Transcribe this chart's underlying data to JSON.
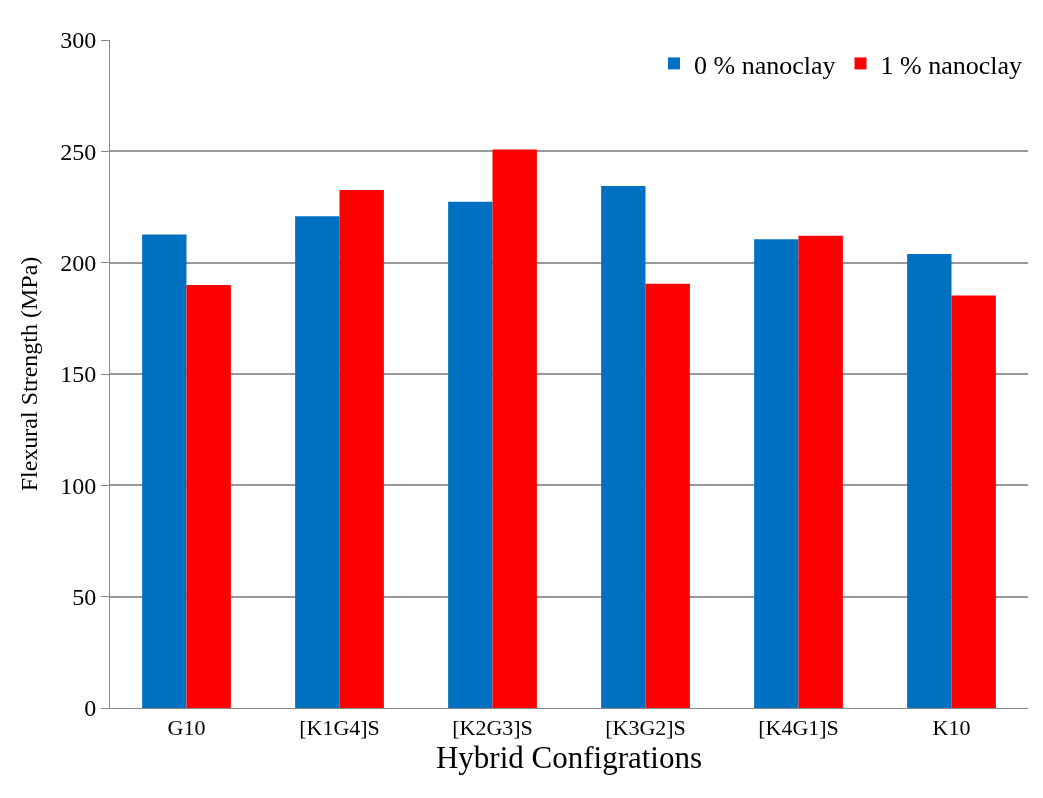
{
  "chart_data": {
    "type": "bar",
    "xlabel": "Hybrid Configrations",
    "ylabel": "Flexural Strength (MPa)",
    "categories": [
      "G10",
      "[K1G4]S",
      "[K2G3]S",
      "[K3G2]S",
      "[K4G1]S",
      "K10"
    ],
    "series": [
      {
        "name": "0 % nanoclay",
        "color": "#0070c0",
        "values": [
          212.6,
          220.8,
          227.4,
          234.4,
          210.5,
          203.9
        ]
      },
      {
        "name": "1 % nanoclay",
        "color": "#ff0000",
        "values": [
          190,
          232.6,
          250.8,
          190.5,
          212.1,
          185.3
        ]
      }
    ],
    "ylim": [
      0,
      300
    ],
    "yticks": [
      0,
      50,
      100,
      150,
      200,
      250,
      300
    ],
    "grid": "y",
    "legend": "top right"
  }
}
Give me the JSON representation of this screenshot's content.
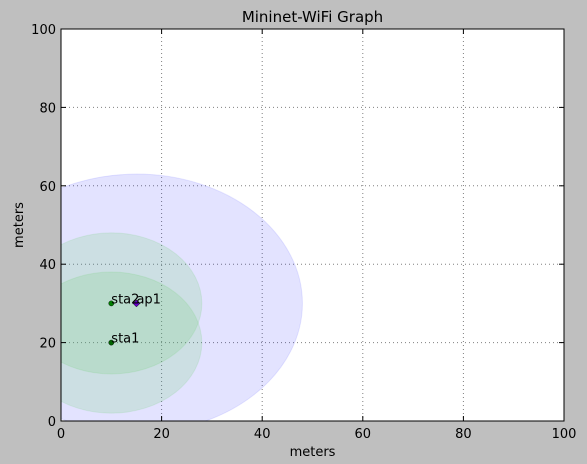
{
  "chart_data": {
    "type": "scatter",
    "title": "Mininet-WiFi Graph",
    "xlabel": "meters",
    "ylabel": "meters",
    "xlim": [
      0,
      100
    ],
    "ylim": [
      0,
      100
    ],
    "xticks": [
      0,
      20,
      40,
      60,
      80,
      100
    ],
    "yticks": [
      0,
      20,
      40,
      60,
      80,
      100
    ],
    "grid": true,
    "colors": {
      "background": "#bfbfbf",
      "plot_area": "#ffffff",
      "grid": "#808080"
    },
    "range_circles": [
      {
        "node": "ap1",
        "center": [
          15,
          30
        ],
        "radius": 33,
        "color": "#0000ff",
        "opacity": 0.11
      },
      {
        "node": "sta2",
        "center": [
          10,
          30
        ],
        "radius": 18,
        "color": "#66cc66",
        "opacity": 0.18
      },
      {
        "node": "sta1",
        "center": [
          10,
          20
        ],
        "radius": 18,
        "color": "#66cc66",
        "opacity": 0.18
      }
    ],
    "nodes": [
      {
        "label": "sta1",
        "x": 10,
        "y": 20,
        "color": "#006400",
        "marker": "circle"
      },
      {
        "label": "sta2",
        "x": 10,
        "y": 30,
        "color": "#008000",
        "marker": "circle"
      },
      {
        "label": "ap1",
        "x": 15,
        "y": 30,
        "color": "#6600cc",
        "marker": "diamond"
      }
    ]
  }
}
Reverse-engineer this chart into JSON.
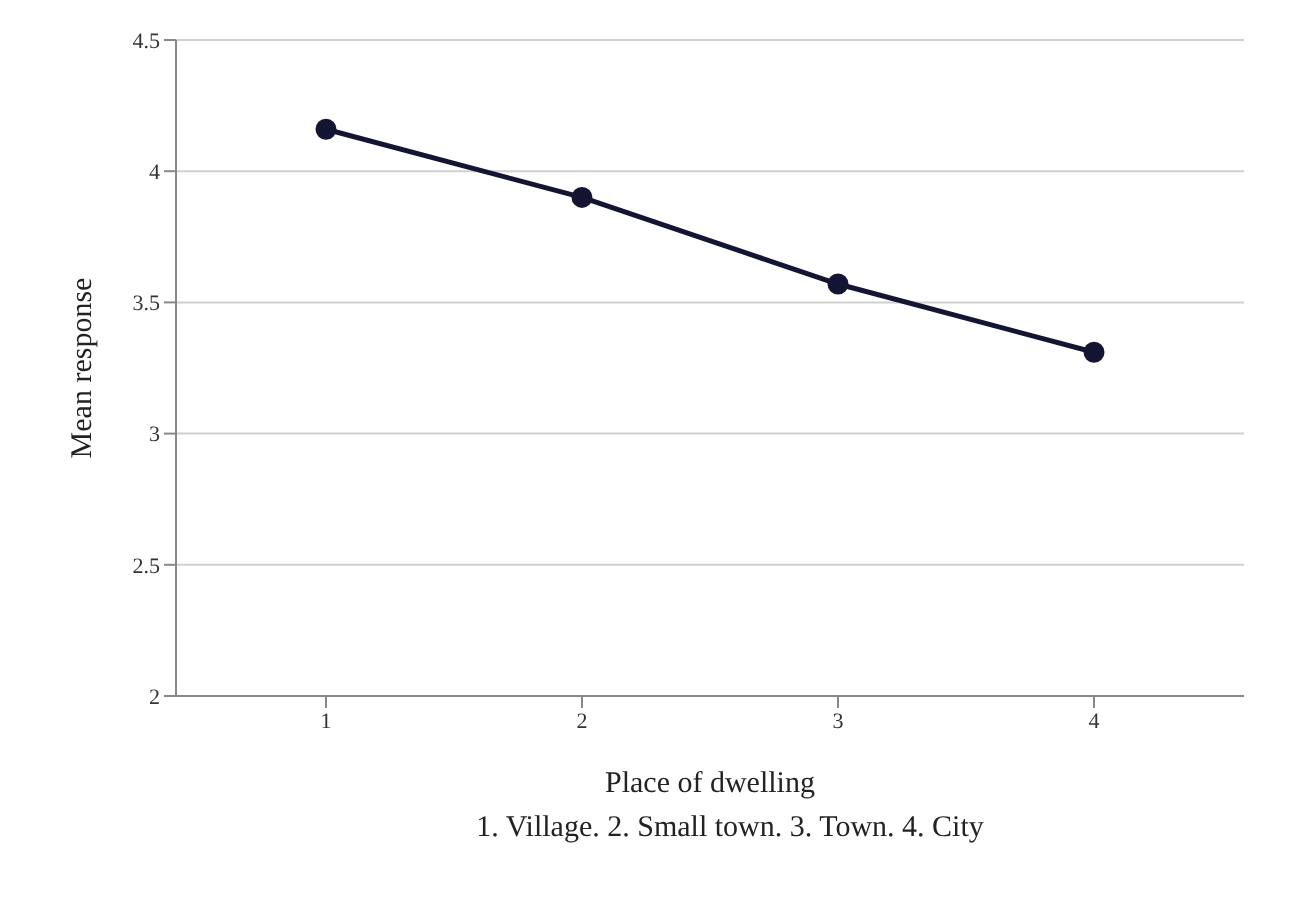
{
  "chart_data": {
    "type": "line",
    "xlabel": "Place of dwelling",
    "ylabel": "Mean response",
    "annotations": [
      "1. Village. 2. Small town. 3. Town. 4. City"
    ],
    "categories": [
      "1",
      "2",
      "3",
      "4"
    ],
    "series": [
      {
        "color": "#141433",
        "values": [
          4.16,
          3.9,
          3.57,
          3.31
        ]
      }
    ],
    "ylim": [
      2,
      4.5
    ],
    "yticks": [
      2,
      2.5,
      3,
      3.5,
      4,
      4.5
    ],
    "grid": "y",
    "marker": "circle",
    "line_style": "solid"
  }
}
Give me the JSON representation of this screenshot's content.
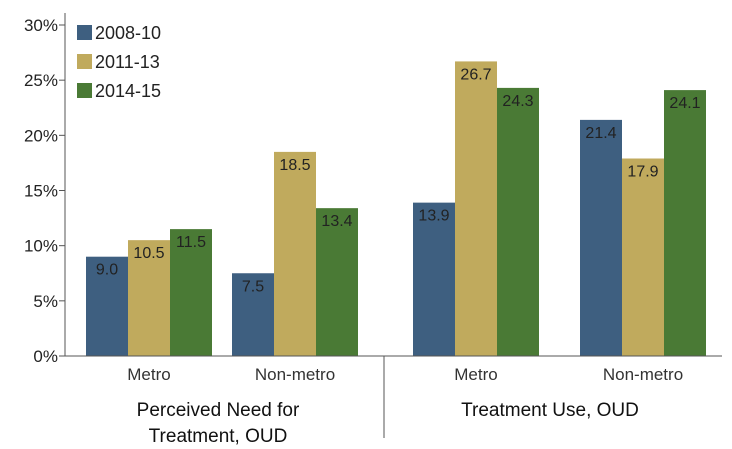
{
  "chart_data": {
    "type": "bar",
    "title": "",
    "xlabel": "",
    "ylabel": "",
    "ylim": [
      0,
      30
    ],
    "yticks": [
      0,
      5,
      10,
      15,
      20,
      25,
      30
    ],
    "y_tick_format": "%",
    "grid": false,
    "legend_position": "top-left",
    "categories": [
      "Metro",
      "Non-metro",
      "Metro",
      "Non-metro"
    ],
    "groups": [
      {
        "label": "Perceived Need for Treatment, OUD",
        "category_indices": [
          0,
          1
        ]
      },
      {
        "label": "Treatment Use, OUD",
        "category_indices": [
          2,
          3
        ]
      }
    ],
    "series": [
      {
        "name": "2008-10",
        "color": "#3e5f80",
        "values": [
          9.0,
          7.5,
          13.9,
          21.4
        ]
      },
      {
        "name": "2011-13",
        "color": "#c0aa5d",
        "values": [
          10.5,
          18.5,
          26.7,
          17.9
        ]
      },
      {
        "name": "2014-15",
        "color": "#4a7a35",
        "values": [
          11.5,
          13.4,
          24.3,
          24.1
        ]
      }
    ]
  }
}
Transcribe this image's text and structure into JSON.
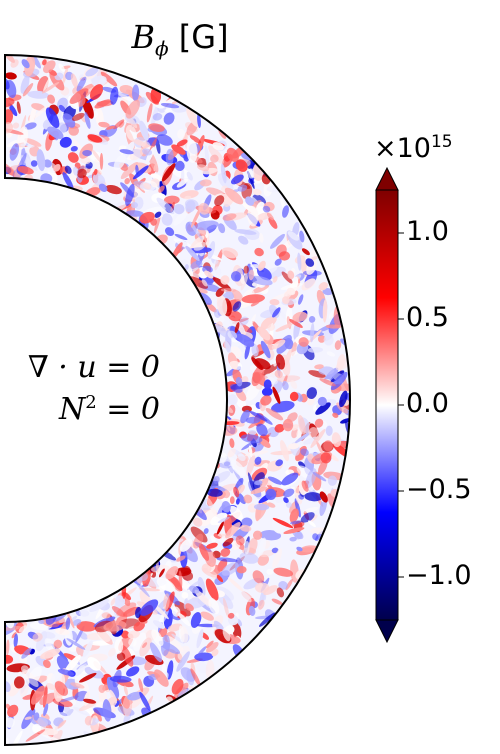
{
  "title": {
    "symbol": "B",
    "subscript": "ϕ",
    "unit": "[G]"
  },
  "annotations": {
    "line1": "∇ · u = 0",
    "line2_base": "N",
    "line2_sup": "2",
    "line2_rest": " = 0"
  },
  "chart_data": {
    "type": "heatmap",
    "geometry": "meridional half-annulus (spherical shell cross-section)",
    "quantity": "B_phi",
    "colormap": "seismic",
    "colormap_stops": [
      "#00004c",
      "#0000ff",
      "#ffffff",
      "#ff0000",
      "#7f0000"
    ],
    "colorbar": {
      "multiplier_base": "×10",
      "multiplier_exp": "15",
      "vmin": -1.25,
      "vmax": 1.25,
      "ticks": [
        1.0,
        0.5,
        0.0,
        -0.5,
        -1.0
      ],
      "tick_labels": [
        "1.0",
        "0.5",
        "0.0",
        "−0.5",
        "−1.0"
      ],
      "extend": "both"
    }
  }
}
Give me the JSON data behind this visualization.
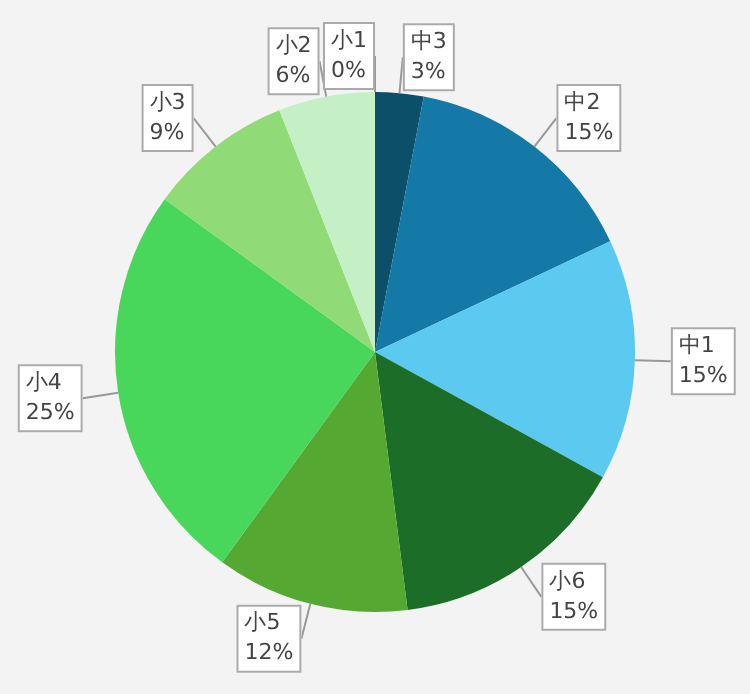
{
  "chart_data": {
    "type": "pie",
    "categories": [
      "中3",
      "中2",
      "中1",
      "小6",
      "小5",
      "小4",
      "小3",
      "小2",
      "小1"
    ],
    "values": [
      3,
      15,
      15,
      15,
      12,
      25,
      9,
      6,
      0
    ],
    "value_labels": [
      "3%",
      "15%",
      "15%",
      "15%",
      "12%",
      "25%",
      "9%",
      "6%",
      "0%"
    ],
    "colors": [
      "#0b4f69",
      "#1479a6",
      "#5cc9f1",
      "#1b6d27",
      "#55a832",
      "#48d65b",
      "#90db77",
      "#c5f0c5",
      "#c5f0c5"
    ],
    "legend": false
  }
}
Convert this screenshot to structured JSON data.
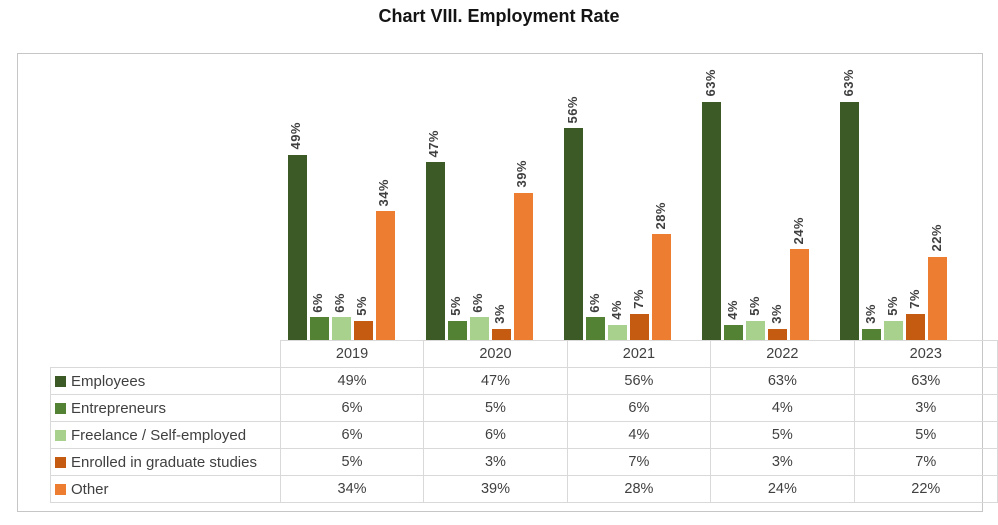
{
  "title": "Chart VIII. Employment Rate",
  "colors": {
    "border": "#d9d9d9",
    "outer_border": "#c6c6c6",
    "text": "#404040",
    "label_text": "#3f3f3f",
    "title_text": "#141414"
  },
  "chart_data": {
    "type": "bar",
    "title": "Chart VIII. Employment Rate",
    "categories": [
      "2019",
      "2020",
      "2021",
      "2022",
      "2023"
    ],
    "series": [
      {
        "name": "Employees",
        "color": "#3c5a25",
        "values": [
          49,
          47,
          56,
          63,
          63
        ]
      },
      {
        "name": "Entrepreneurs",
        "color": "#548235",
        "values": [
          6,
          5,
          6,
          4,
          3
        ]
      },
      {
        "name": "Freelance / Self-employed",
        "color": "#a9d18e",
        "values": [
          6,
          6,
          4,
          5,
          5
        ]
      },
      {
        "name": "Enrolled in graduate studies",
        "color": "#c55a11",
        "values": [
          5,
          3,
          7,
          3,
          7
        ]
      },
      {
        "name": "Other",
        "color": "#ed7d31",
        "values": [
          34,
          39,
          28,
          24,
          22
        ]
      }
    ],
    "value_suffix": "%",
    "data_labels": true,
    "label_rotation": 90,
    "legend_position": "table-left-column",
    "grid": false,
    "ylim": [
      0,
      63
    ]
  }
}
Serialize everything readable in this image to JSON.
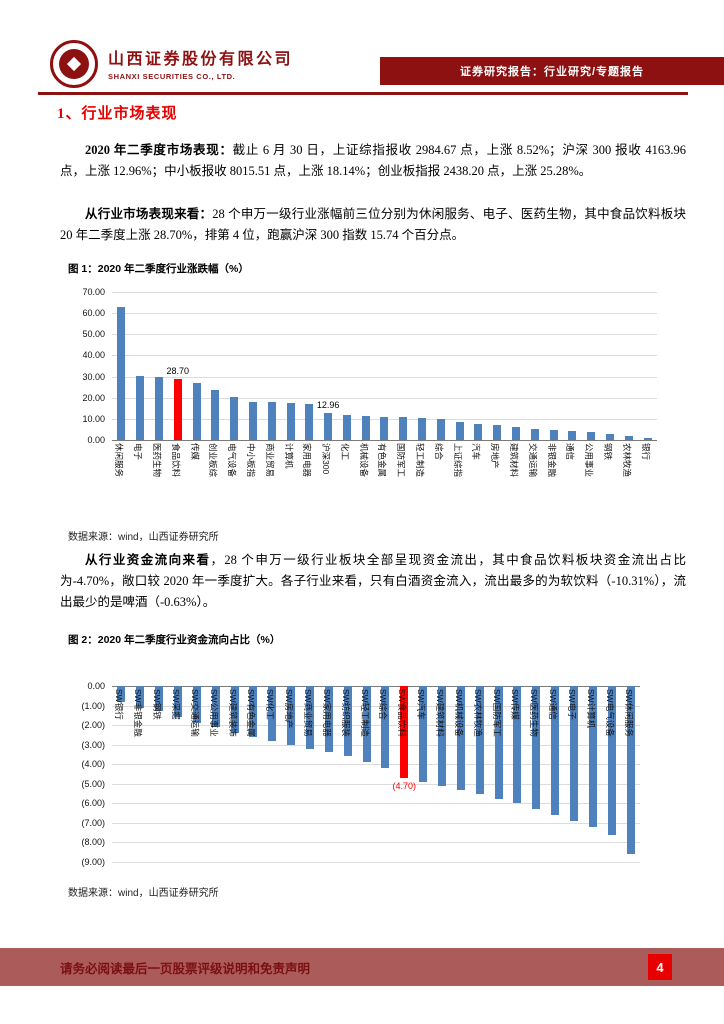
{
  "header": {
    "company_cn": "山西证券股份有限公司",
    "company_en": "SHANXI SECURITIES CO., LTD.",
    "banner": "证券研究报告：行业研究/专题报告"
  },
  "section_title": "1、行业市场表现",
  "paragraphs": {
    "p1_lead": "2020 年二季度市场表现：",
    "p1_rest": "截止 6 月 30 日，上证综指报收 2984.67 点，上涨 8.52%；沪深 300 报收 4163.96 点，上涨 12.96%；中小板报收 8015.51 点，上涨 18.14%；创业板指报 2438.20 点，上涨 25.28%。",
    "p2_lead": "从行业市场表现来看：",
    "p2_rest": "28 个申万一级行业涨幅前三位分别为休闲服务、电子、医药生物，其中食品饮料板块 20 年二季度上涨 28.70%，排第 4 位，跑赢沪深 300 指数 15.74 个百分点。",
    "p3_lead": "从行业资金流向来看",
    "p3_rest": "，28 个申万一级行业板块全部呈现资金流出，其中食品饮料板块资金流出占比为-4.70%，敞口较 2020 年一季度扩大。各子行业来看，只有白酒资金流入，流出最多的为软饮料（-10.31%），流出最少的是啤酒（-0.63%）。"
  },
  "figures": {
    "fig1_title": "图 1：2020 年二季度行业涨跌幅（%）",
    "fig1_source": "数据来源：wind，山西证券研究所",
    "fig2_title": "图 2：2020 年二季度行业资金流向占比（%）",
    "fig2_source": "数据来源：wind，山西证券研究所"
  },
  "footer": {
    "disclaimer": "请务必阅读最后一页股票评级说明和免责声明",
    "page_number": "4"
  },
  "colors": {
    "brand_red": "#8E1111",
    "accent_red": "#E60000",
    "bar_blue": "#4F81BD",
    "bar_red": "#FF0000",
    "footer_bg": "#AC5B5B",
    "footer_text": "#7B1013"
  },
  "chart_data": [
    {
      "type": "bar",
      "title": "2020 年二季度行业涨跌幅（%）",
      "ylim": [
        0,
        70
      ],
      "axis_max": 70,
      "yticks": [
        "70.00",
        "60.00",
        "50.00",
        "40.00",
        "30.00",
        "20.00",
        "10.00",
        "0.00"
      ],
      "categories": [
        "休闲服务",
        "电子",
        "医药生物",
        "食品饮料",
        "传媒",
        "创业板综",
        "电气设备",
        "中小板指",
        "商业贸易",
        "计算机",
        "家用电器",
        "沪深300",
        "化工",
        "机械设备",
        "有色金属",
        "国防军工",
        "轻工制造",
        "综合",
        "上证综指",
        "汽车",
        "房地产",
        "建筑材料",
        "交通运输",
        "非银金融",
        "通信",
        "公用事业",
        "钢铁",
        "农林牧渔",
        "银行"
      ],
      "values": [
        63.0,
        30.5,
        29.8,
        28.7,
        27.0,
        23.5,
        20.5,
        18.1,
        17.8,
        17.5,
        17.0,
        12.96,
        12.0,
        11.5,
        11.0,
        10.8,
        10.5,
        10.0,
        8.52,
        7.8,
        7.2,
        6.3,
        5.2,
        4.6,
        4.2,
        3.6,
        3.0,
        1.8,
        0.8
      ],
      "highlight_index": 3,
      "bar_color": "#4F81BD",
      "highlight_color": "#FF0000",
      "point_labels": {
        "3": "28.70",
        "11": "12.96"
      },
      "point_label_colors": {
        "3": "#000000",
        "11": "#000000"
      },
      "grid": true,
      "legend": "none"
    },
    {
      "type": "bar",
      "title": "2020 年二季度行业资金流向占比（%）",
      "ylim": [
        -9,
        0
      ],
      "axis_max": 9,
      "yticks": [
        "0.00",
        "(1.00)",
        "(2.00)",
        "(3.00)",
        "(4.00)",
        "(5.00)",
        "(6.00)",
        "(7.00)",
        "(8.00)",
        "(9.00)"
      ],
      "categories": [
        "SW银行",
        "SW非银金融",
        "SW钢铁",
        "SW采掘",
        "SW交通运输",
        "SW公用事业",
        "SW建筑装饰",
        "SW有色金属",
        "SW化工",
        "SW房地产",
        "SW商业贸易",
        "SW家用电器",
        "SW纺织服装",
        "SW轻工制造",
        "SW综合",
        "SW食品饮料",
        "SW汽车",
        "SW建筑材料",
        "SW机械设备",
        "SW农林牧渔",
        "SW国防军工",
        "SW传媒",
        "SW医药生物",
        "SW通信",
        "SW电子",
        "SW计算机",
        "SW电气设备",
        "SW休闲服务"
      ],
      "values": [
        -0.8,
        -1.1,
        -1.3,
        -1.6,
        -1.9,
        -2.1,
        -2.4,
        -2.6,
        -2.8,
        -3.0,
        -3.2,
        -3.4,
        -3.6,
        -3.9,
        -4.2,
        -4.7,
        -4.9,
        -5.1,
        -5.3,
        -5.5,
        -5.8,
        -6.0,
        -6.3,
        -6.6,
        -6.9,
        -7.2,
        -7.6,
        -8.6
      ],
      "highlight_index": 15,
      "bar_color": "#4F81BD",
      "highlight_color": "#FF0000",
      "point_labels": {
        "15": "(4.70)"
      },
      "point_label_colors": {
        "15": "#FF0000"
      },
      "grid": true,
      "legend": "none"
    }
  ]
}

*What this task involves:* Check each line of the records for the word "into", and show the lines that contain it.

*Expected answer:*
Reverse-engineer this chart into JSON.
Transcribe this image's text and structure into JSON.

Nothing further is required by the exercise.